- EXTRACTED ENTRIES

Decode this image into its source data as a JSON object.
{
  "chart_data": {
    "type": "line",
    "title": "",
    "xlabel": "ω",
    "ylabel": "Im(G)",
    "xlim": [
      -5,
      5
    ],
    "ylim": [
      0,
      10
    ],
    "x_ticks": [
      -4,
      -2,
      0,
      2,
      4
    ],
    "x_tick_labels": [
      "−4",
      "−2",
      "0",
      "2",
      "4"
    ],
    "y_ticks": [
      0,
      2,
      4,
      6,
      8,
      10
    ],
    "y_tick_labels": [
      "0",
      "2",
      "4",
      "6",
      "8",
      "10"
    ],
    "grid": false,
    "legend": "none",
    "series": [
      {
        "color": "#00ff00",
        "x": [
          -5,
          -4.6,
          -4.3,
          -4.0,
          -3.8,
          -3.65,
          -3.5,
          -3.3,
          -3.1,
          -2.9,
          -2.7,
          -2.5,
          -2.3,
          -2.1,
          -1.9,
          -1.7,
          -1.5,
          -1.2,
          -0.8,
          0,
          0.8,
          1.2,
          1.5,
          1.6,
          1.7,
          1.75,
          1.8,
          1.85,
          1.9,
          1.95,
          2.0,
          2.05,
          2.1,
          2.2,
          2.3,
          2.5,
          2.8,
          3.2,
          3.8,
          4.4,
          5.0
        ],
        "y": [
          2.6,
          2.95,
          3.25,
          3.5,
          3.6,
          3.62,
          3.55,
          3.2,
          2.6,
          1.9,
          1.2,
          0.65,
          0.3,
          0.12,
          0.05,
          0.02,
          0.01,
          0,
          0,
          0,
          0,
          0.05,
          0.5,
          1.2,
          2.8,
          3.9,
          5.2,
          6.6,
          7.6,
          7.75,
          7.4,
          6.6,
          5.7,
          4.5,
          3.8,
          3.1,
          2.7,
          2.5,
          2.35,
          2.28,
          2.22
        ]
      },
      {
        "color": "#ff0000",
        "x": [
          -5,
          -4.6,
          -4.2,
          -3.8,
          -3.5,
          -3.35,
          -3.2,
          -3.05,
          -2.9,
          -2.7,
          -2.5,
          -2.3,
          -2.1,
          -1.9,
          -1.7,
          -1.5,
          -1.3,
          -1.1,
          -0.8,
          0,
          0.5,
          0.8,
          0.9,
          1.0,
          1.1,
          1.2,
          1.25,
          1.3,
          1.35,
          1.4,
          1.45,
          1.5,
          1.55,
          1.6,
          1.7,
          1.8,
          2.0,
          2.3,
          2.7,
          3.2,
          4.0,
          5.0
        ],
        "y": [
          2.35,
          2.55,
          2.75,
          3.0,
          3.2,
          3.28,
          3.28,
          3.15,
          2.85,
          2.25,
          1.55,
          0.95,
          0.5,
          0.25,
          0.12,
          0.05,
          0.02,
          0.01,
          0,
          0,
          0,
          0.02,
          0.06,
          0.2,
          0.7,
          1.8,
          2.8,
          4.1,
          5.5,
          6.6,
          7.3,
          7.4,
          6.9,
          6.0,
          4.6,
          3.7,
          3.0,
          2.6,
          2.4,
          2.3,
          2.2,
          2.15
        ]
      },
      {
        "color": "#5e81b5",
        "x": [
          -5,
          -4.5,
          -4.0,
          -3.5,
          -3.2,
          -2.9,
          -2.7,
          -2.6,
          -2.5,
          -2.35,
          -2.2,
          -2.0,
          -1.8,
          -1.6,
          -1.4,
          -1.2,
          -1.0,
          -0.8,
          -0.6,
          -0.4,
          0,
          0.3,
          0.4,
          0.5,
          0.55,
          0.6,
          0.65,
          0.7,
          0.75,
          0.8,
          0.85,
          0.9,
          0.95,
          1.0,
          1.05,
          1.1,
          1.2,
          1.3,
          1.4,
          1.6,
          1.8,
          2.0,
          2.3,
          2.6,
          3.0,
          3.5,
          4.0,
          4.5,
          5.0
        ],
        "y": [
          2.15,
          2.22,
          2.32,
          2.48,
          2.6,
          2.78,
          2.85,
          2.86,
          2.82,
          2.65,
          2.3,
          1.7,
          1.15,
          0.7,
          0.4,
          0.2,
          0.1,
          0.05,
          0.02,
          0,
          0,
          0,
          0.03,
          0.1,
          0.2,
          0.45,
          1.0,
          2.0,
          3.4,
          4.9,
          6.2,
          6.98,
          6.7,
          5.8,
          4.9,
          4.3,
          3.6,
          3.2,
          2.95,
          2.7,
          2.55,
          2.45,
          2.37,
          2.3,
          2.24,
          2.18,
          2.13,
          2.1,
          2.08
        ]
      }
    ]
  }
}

- BRIEF
Copy each line of the listing that includes "color".

- ANSWER TO THIS EXERCISE
        "color": "#00ff00",
        "color": "#ff0000",
        "color": "#5e81b5",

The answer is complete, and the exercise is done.